▶ [Given instruction] Pull out every line in the data that has the string "ffffff" in it.

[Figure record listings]
______
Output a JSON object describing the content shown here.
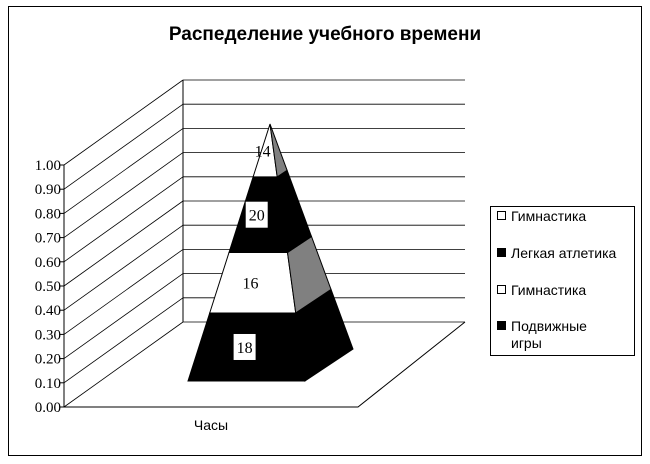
{
  "chart_data": {
    "type": "pyramid-stacked-100",
    "title": "Распеделение учебного времени",
    "categories": [
      "Часы"
    ],
    "series": [
      {
        "name": "Подвижные игры",
        "values": [
          18
        ],
        "color": "#000000"
      },
      {
        "name": "Гимнастика",
        "values": [
          16
        ],
        "color": "#ffffff"
      },
      {
        "name": "Легкая атлетика",
        "values": [
          20
        ],
        "color": "#000000"
      },
      {
        "name": "Гимнастика",
        "values": [
          14
        ],
        "color": "#ffffff"
      }
    ],
    "data_labels": [
      "18",
      "16",
      "20",
      "14"
    ],
    "y_ticks": [
      "0.00",
      "0.10",
      "0.20",
      "0.30",
      "0.40",
      "0.50",
      "0.60",
      "0.70",
      "0.80",
      "0.90",
      "1.00"
    ],
    "ylim": [
      0,
      1
    ],
    "grid": true,
    "legend_position": "right",
    "legend": [
      "Гимнастика",
      "Легкая атлетика",
      "Гимнастика",
      "Подвижные игры"
    ]
  }
}
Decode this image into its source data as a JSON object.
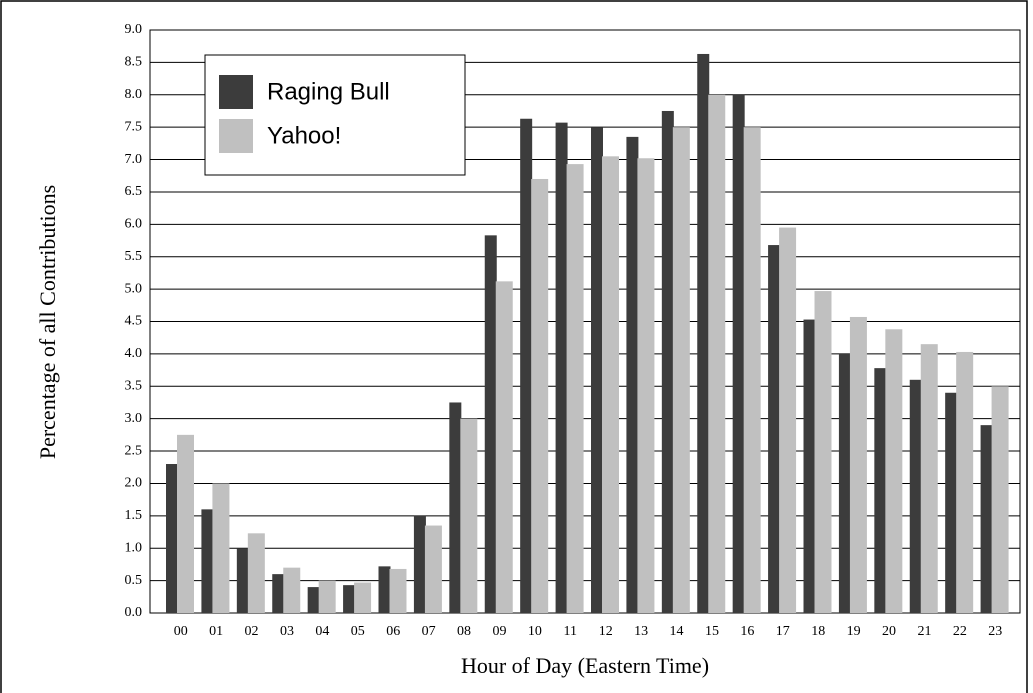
{
  "chart_data": {
    "type": "bar",
    "ylabel": "Percentage of all Contributions",
    "xlabel": "Hour of Day (Eastern Time)",
    "categories": [
      "00",
      "01",
      "02",
      "03",
      "04",
      "05",
      "06",
      "07",
      "08",
      "09",
      "10",
      "11",
      "12",
      "13",
      "14",
      "15",
      "16",
      "17",
      "18",
      "19",
      "20",
      "21",
      "22",
      "23"
    ],
    "series": [
      {
        "name": "Raging Bull",
        "color": "#3c3c3c",
        "values": [
          2.3,
          1.6,
          1.0,
          0.6,
          0.4,
          0.43,
          0.72,
          1.5,
          3.25,
          5.83,
          7.63,
          7.57,
          7.5,
          7.35,
          7.75,
          8.63,
          8.0,
          5.68,
          4.53,
          4.0,
          3.78,
          3.6,
          3.4,
          2.9
        ]
      },
      {
        "name": "Yahoo!",
        "color": "#c0c0c0",
        "values": [
          2.75,
          2.0,
          1.23,
          0.7,
          0.5,
          0.47,
          0.68,
          1.35,
          3.0,
          5.12,
          6.7,
          6.93,
          7.05,
          7.02,
          7.5,
          8.0,
          7.5,
          5.95,
          4.97,
          4.57,
          4.38,
          4.15,
          4.03,
          3.5
        ]
      }
    ],
    "ylim": [
      0,
      9
    ],
    "yticks": [
      {
        "value": 0,
        "label": "0.0"
      },
      {
        "value": 0.5,
        "label": "0.5"
      },
      {
        "value": 1,
        "label": "1.0"
      },
      {
        "value": 1.5,
        "label": "1.5"
      },
      {
        "value": 2,
        "label": "2.0"
      },
      {
        "value": 2.5,
        "label": "2.5"
      },
      {
        "value": 3,
        "label": "3.0"
      },
      {
        "value": 3.5,
        "label": "3.5"
      },
      {
        "value": 4,
        "label": "4.0"
      },
      {
        "value": 4.5,
        "label": "4.5"
      },
      {
        "value": 5,
        "label": "5.0"
      },
      {
        "value": 5.5,
        "label": "5.5"
      },
      {
        "value": 6,
        "label": "6.0"
      },
      {
        "value": 6.5,
        "label": "6.5"
      },
      {
        "value": 7,
        "label": "7.0"
      },
      {
        "value": 7.5,
        "label": "7.5"
      },
      {
        "value": 8,
        "label": "8.0"
      },
      {
        "value": 8.5,
        "label": "8.5"
      },
      {
        "value": 9,
        "label": "9.0"
      }
    ],
    "grid": true,
    "legend": "upper left"
  }
}
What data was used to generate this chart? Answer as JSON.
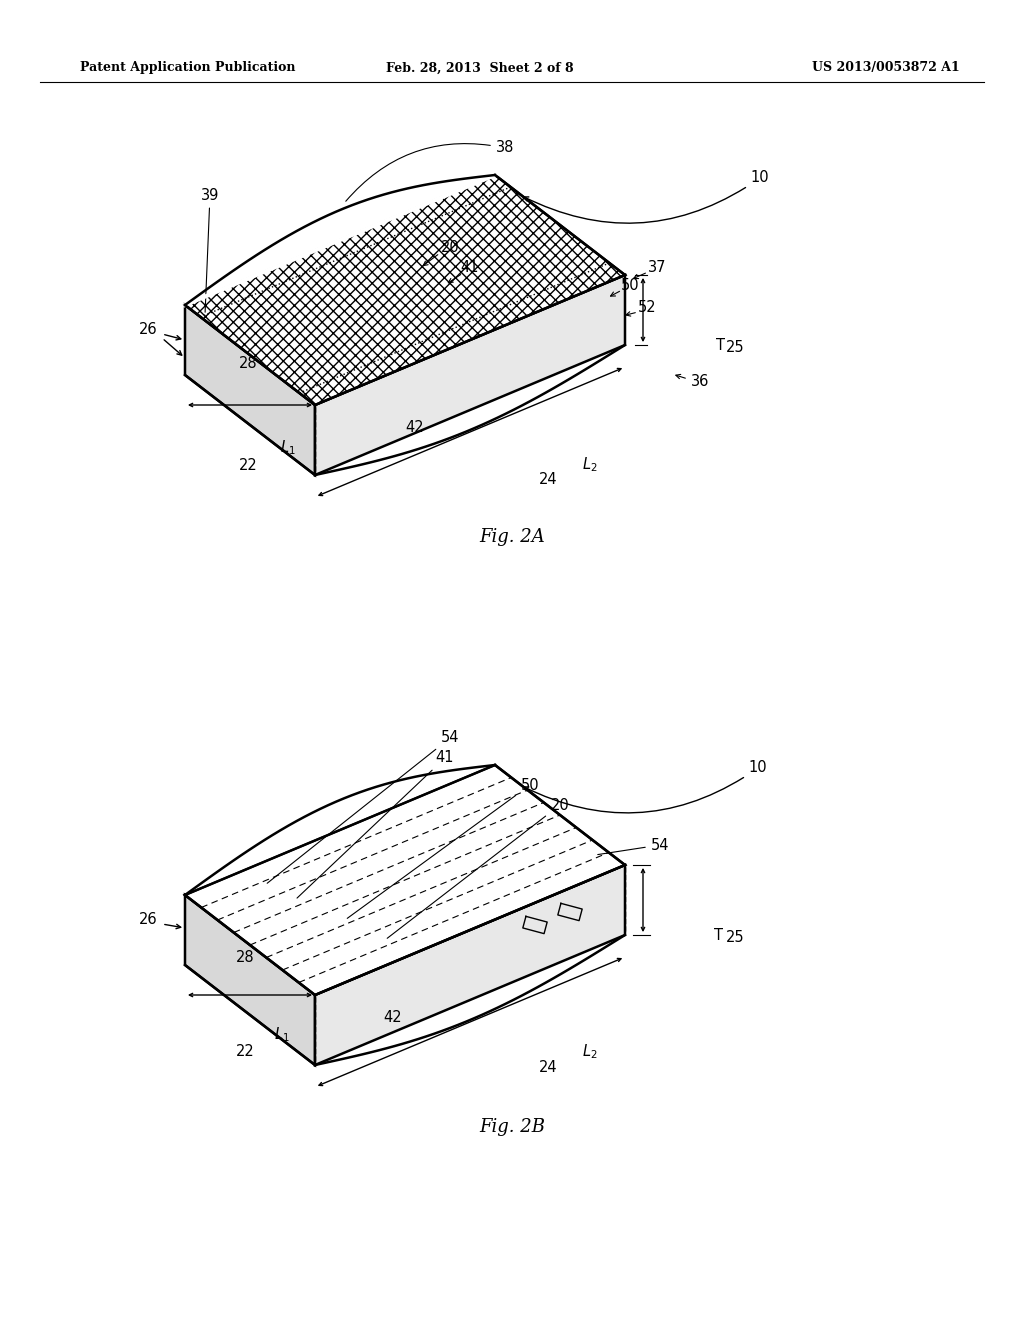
{
  "header_left": "Patent Application Publication",
  "header_center": "Feb. 28, 2013  Sheet 2 of 8",
  "header_right": "US 2013/0053872 A1",
  "fig2a_label": "Fig. 2A",
  "fig2b_label": "Fig. 2B",
  "bg_color": "#ffffff",
  "line_color": "#000000"
}
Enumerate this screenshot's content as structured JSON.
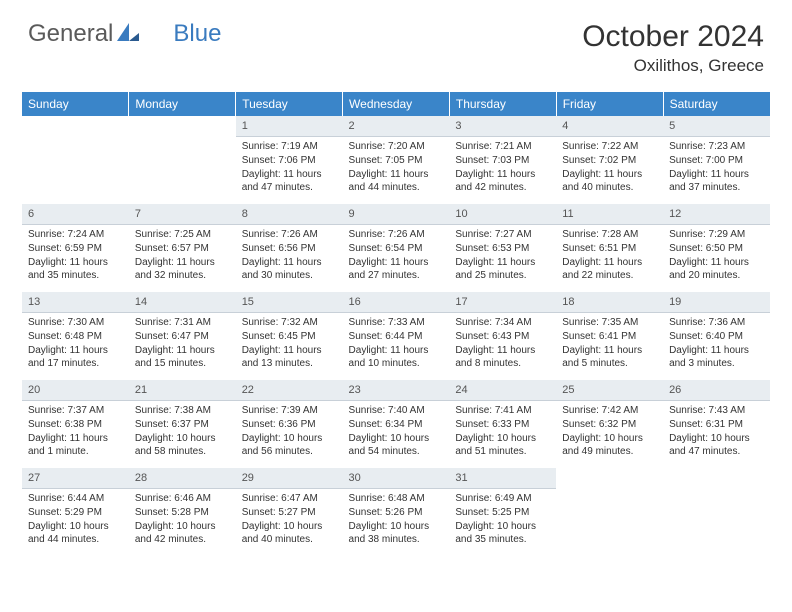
{
  "logo": {
    "part1": "General",
    "part2": "Blue"
  },
  "title": "October 2024",
  "location": "Oxilithos, Greece",
  "colors": {
    "header_bg": "#3a85c9",
    "header_text": "#ffffff",
    "daynum_bg": "#e8edf1",
    "daynum_border": "#c8d0d8",
    "body_text": "#333333",
    "logo_gray": "#5a5a5a",
    "logo_blue": "#3a7bbf"
  },
  "day_headers": [
    "Sunday",
    "Monday",
    "Tuesday",
    "Wednesday",
    "Thursday",
    "Friday",
    "Saturday"
  ],
  "weeks": [
    [
      null,
      null,
      {
        "n": "1",
        "sr": "7:19 AM",
        "ss": "7:06 PM",
        "dl": "11 hours and 47 minutes."
      },
      {
        "n": "2",
        "sr": "7:20 AM",
        "ss": "7:05 PM",
        "dl": "11 hours and 44 minutes."
      },
      {
        "n": "3",
        "sr": "7:21 AM",
        "ss": "7:03 PM",
        "dl": "11 hours and 42 minutes."
      },
      {
        "n": "4",
        "sr": "7:22 AM",
        "ss": "7:02 PM",
        "dl": "11 hours and 40 minutes."
      },
      {
        "n": "5",
        "sr": "7:23 AM",
        "ss": "7:00 PM",
        "dl": "11 hours and 37 minutes."
      }
    ],
    [
      {
        "n": "6",
        "sr": "7:24 AM",
        "ss": "6:59 PM",
        "dl": "11 hours and 35 minutes."
      },
      {
        "n": "7",
        "sr": "7:25 AM",
        "ss": "6:57 PM",
        "dl": "11 hours and 32 minutes."
      },
      {
        "n": "8",
        "sr": "7:26 AM",
        "ss": "6:56 PM",
        "dl": "11 hours and 30 minutes."
      },
      {
        "n": "9",
        "sr": "7:26 AM",
        "ss": "6:54 PM",
        "dl": "11 hours and 27 minutes."
      },
      {
        "n": "10",
        "sr": "7:27 AM",
        "ss": "6:53 PM",
        "dl": "11 hours and 25 minutes."
      },
      {
        "n": "11",
        "sr": "7:28 AM",
        "ss": "6:51 PM",
        "dl": "11 hours and 22 minutes."
      },
      {
        "n": "12",
        "sr": "7:29 AM",
        "ss": "6:50 PM",
        "dl": "11 hours and 20 minutes."
      }
    ],
    [
      {
        "n": "13",
        "sr": "7:30 AM",
        "ss": "6:48 PM",
        "dl": "11 hours and 17 minutes."
      },
      {
        "n": "14",
        "sr": "7:31 AM",
        "ss": "6:47 PM",
        "dl": "11 hours and 15 minutes."
      },
      {
        "n": "15",
        "sr": "7:32 AM",
        "ss": "6:45 PM",
        "dl": "11 hours and 13 minutes."
      },
      {
        "n": "16",
        "sr": "7:33 AM",
        "ss": "6:44 PM",
        "dl": "11 hours and 10 minutes."
      },
      {
        "n": "17",
        "sr": "7:34 AM",
        "ss": "6:43 PM",
        "dl": "11 hours and 8 minutes."
      },
      {
        "n": "18",
        "sr": "7:35 AM",
        "ss": "6:41 PM",
        "dl": "11 hours and 5 minutes."
      },
      {
        "n": "19",
        "sr": "7:36 AM",
        "ss": "6:40 PM",
        "dl": "11 hours and 3 minutes."
      }
    ],
    [
      {
        "n": "20",
        "sr": "7:37 AM",
        "ss": "6:38 PM",
        "dl": "11 hours and 1 minute."
      },
      {
        "n": "21",
        "sr": "7:38 AM",
        "ss": "6:37 PM",
        "dl": "10 hours and 58 minutes."
      },
      {
        "n": "22",
        "sr": "7:39 AM",
        "ss": "6:36 PM",
        "dl": "10 hours and 56 minutes."
      },
      {
        "n": "23",
        "sr": "7:40 AM",
        "ss": "6:34 PM",
        "dl": "10 hours and 54 minutes."
      },
      {
        "n": "24",
        "sr": "7:41 AM",
        "ss": "6:33 PM",
        "dl": "10 hours and 51 minutes."
      },
      {
        "n": "25",
        "sr": "7:42 AM",
        "ss": "6:32 PM",
        "dl": "10 hours and 49 minutes."
      },
      {
        "n": "26",
        "sr": "7:43 AM",
        "ss": "6:31 PM",
        "dl": "10 hours and 47 minutes."
      }
    ],
    [
      {
        "n": "27",
        "sr": "6:44 AM",
        "ss": "5:29 PM",
        "dl": "10 hours and 44 minutes."
      },
      {
        "n": "28",
        "sr": "6:46 AM",
        "ss": "5:28 PM",
        "dl": "10 hours and 42 minutes."
      },
      {
        "n": "29",
        "sr": "6:47 AM",
        "ss": "5:27 PM",
        "dl": "10 hours and 40 minutes."
      },
      {
        "n": "30",
        "sr": "6:48 AM",
        "ss": "5:26 PM",
        "dl": "10 hours and 38 minutes."
      },
      {
        "n": "31",
        "sr": "6:49 AM",
        "ss": "5:25 PM",
        "dl": "10 hours and 35 minutes."
      },
      null,
      null
    ]
  ],
  "labels": {
    "sunrise": "Sunrise:",
    "sunset": "Sunset:",
    "daylight": "Daylight:"
  }
}
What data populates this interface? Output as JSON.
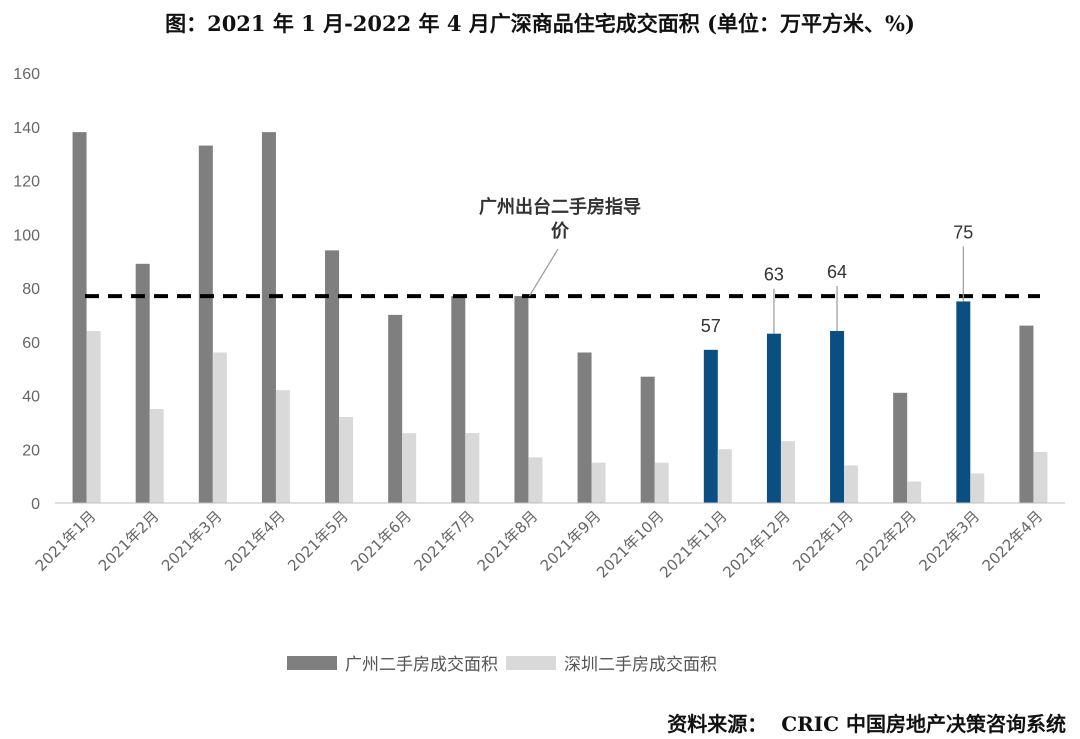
{
  "title": "图：2021 年 1 月-2022 年 4 月广深商品住宅成交面积 (单位：万平方米、%)",
  "source": "资料来源：  CRIC 中国房地产决策咨询系统",
  "chart_data": {
    "type": "bar",
    "categories": [
      "2021年1月",
      "2021年2月",
      "2021年3月",
      "2021年4月",
      "2021年5月",
      "2021年6月",
      "2021年7月",
      "2021年8月",
      "2021年9月",
      "2021年10月",
      "2021年11月",
      "2021年12月",
      "2022年1月",
      "2022年2月",
      "2022年3月",
      "2022年4月"
    ],
    "series": [
      {
        "name": "广州二手房成交面积",
        "color": "#7f7f7f",
        "values": [
          138,
          89,
          133,
          138,
          94,
          70,
          77,
          77,
          56,
          47,
          57,
          63,
          64,
          41,
          75,
          66
        ]
      },
      {
        "name": "深圳二手房成交面积",
        "color": "#d9d9d9",
        "values": [
          64,
          35,
          56,
          42,
          32,
          26,
          26,
          17,
          15,
          15,
          20,
          23,
          14,
          8,
          11,
          19
        ]
      }
    ],
    "highlight_color": "#0b4f82",
    "highlight_indices": [
      10,
      11,
      12,
      14
    ],
    "data_labels": [
      {
        "index": 10,
        "text": "57"
      },
      {
        "index": 11,
        "text": "63"
      },
      {
        "index": 12,
        "text": "64"
      },
      {
        "index": 14,
        "text": "75"
      }
    ],
    "reference_line": {
      "value": 77,
      "style": "dashed",
      "color": "#000000"
    },
    "annotation": {
      "lines": [
        "广州出台二手房指导",
        "价"
      ],
      "target_index": 7
    },
    "ylim": [
      0,
      160
    ],
    "yticks": [
      0,
      20,
      40,
      60,
      80,
      100,
      120,
      140,
      160
    ],
    "legend_position": "bottom"
  }
}
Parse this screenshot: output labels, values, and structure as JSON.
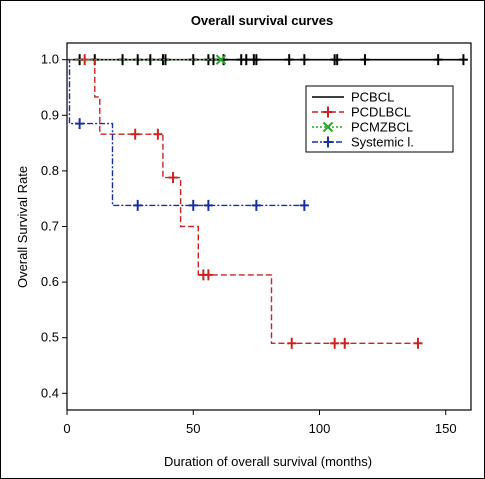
______
▶ [Task answer]
        "color": "#ffffff"
        "color": "#ffffff"
  "bg_color": "#ffffff",
    "header_text": "#ffffff",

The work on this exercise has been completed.